## BEGIN

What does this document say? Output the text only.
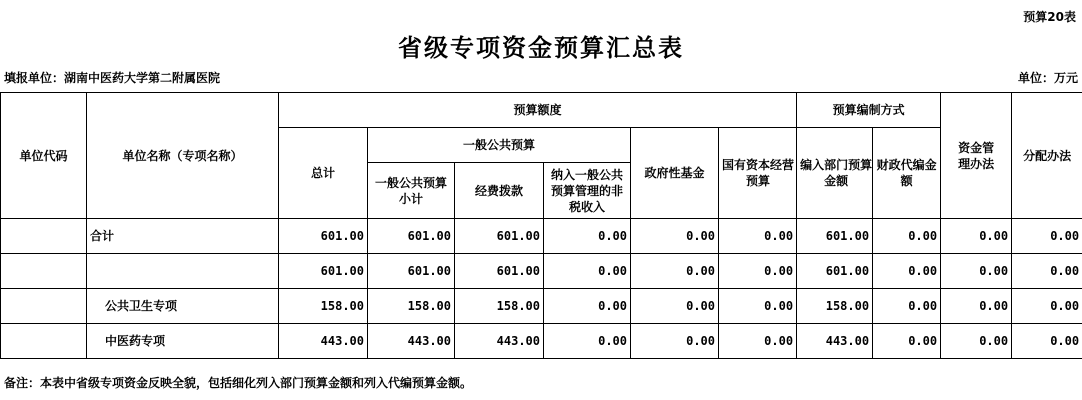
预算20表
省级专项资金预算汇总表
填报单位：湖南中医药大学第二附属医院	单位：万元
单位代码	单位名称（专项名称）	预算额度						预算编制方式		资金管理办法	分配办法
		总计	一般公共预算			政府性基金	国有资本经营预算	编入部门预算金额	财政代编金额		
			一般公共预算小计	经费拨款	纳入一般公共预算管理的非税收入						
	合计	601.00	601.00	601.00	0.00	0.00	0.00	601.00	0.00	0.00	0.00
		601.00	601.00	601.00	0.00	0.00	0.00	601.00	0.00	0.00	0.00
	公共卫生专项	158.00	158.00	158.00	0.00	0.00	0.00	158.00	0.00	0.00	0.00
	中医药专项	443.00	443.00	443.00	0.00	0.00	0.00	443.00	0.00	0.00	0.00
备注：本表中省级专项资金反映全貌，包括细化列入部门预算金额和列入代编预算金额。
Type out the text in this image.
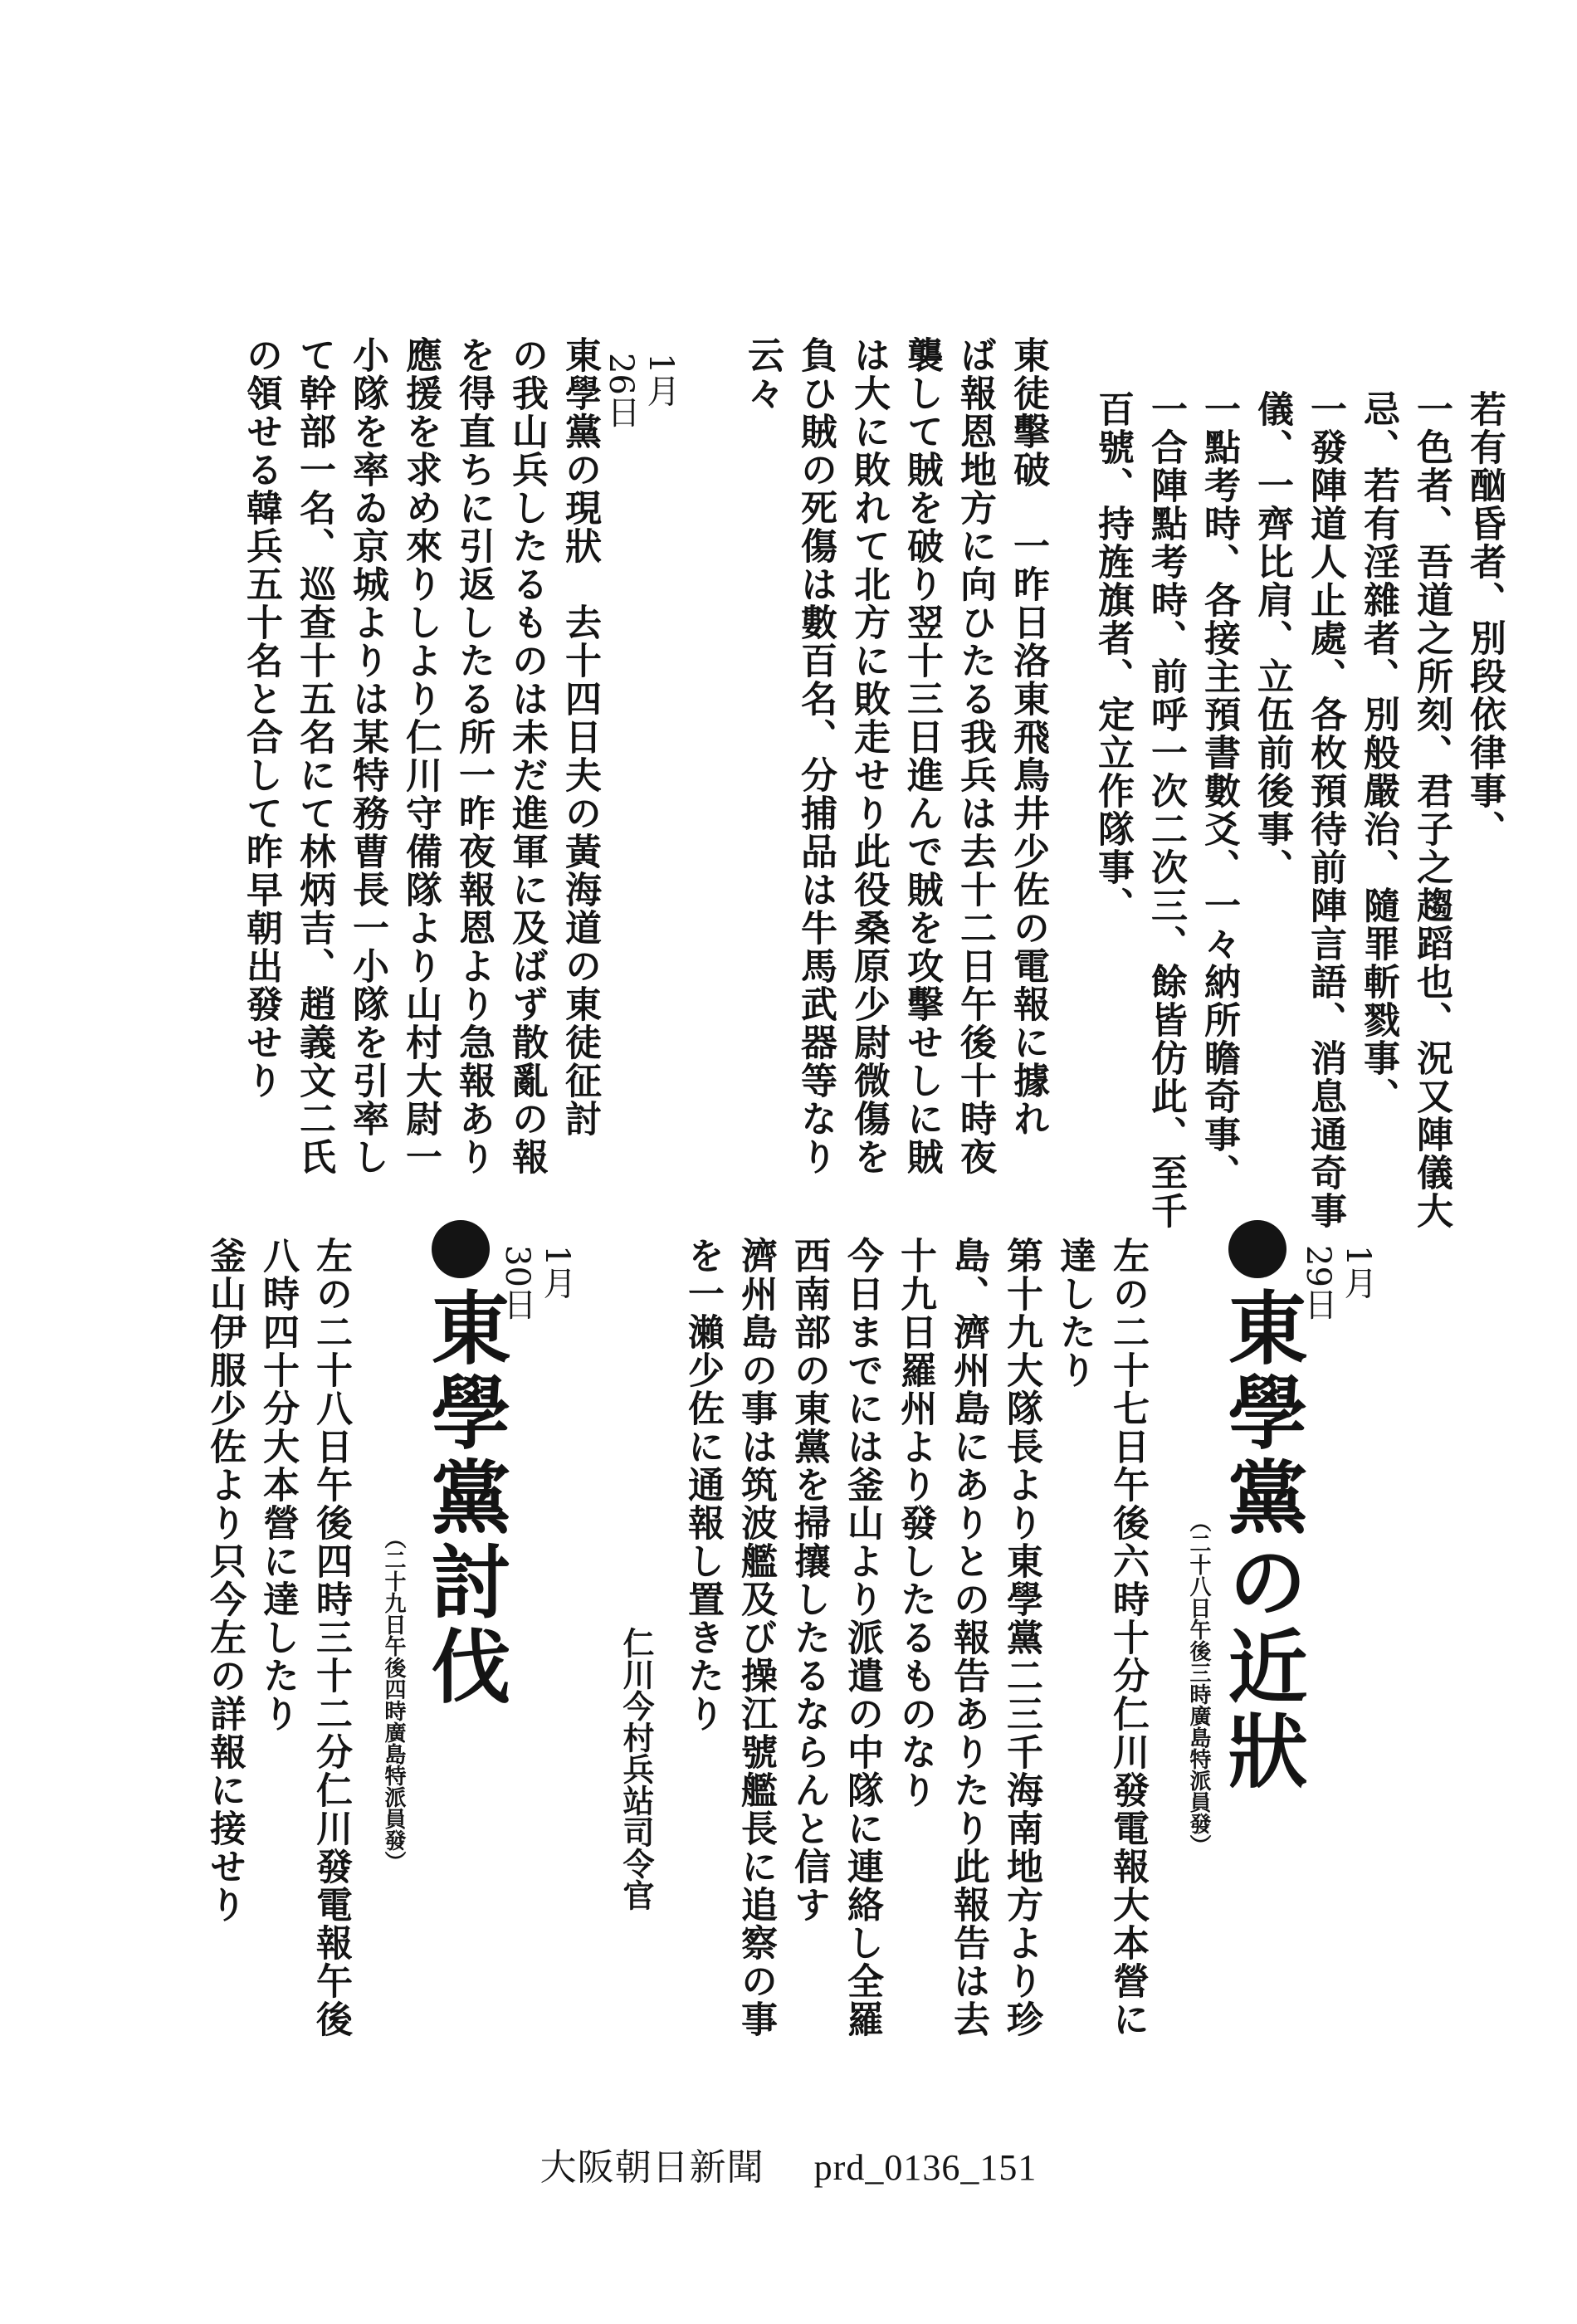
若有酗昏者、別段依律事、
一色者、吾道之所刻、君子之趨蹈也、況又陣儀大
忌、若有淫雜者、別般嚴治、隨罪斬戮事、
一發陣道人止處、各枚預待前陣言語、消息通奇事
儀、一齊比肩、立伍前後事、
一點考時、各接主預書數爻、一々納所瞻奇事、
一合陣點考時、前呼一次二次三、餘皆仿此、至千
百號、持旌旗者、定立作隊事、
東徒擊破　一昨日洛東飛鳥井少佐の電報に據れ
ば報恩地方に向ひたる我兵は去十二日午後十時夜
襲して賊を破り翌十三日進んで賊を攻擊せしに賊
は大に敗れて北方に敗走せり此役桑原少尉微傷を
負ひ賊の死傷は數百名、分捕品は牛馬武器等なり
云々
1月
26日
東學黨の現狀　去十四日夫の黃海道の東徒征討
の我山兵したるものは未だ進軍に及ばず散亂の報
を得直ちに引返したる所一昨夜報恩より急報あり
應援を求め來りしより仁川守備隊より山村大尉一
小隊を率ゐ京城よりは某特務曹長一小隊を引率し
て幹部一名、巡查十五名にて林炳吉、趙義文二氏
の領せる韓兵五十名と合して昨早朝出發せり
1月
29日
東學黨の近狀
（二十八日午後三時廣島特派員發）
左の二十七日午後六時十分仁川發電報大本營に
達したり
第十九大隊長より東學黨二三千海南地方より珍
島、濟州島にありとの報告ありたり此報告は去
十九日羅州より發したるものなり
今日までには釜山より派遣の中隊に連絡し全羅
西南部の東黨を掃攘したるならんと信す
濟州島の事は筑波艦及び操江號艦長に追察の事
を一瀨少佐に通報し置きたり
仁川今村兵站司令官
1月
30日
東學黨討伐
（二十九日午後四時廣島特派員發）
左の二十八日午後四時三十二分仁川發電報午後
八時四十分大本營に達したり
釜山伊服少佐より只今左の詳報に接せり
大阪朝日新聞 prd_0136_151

## END

● Short exercise: Considering only the records above, state the number of lines that include the word "text", with nothing added.

● Completed task: 2